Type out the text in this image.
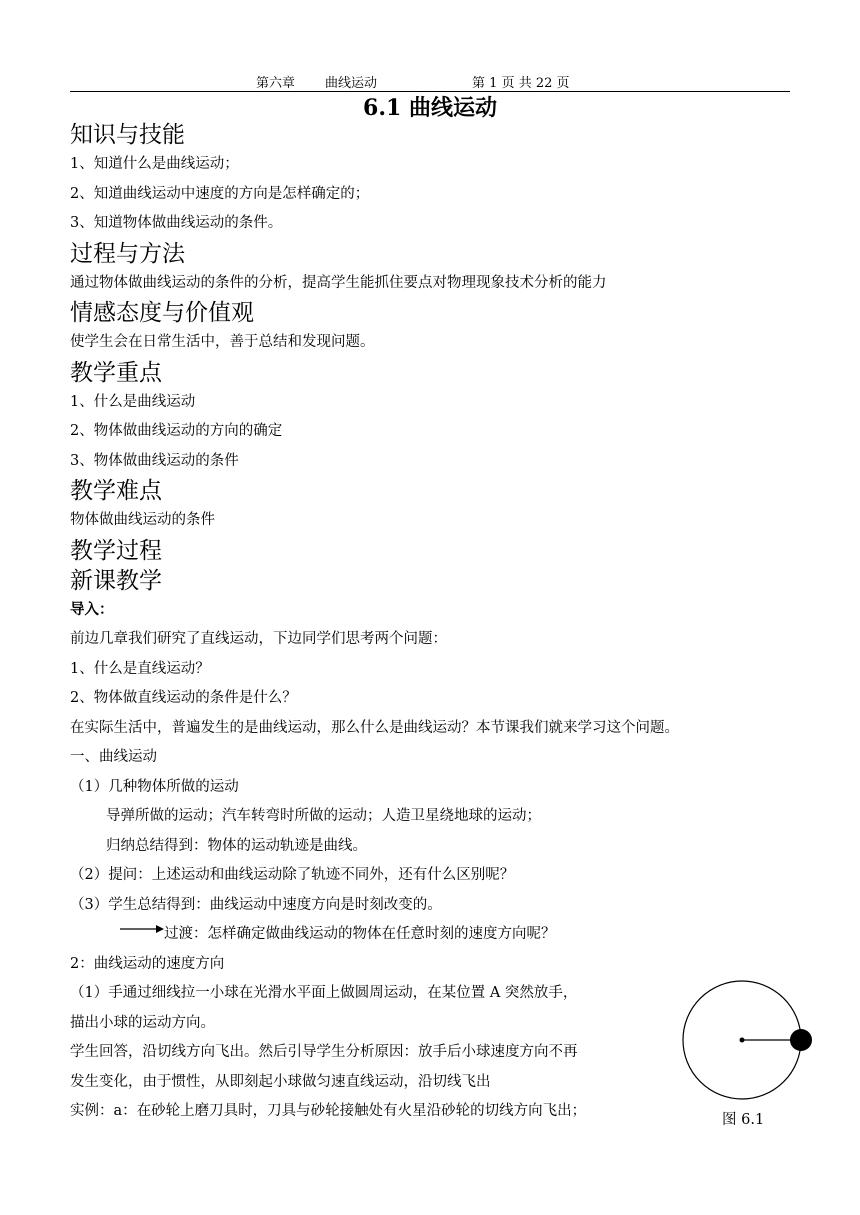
第六章 曲线运动	第 1 页 共 22 页
6.1 曲线运动
知识与技能
1、知道什么是曲线运动；
2、知道曲线运动中速度的方向是怎样确定的；
3、知道物体做曲线运动的条件。
过程与方法
通过物体做曲线运动的条件的分析，提高学生能抓住要点对物理现象技术分析的能力
情感态度与价值观
使学生会在日常生活中，善于总结和发现问题。
教学重点
1、什么是曲线运动
2、物体做曲线运动的方向的确定
3、物体做曲线运动的条件
教学难点
物体做曲线运动的条件
教学过程
新课教学
导入：
前边几章我们研究了直线运动，下边同学们思考两个问题：
1、什么是直线运动？
2、物体做直线运动的条件是什么？
在实际生活中，普遍发生的是曲线运动，那么什么是曲线运动？本节课我们就来学习这个问题。
一、曲线运动
（1）几种物体所做的运动
导弹所做的运动；汽车转弯时所做的运动；人造卫星绕地球的运动；
归纳总结得到：物体的运动轨迹是曲线。
（2）提问：上述运动和曲线运动除了轨迹不同外，还有什么区别呢？
（3）学生总结得到：曲线运动中速度方向是时刻改变的。
过渡：怎样确定做曲线运动的物体在任意时刻的速度方向呢？
2：曲线运动的速度方向
（1）手通过细线拉一小球在光滑水平面上做圆周运动，在某位置 A 突然放手，
描出小球的运动方向。
学生回答，沿切线方向飞出。然后引导学生分析原因：放手后小球速度方向不再
发生变化，由于惯性，从即刻起小球做匀速直线运动，沿切线飞出
实例：a：在砂轮上磨刀具时，刀具与砂轮接触处有火星沿砂轮的切线方向飞出；
图 6.1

# Direction
Transcribe every record above exactly as written, leaving out any pictures.

# Written solution
Type out the text in this image.
第六章 曲线运动	第 1 页 共 22 页
6.1 曲线运动
知识与技能
1、知道什么是曲线运动；
2、知道曲线运动中速度的方向是怎样确定的；
3、知道物体做曲线运动的条件。
过程与方法
通过物体做曲线运动的条件的分析，提高学生能抓住要点对物理现象技术分析的能力
情感态度与价值观
使学生会在日常生活中，善于总结和发现问题。
教学重点
1、什么是曲线运动
2、物体做曲线运动的方向的确定
3、物体做曲线运动的条件
教学难点
物体做曲线运动的条件
教学过程
新课教学
导入：
前边几章我们研究了直线运动，下边同学们思考两个问题：
1、什么是直线运动？
2、物体做直线运动的条件是什么？
在实际生活中，普遍发生的是曲线运动，那么什么是曲线运动？本节课我们就来学习这个问题。
一、曲线运动
（1）几种物体所做的运动
导弹所做的运动；汽车转弯时所做的运动；人造卫星绕地球的运动；
归纳总结得到：物体的运动轨迹是曲线。
（2）提问：上述运动和曲线运动除了轨迹不同外，还有什么区别呢？
（3）学生总结得到：曲线运动中速度方向是时刻改变的。
过渡：怎样确定做曲线运动的物体在任意时刻的速度方向呢？
2：曲线运动的速度方向
（1）手通过细线拉一小球在光滑水平面上做圆周运动，在某位置 A 突然放手，
描出小球的运动方向。
学生回答，沿切线方向飞出。然后引导学生分析原因：放手后小球速度方向不再
发生变化，由于惯性，从即刻起小球做匀速直线运动，沿切线飞出
实例：a：在砂轮上磨刀具时，刀具与砂轮接触处有火星沿砂轮的切线方向飞出；
图 6.1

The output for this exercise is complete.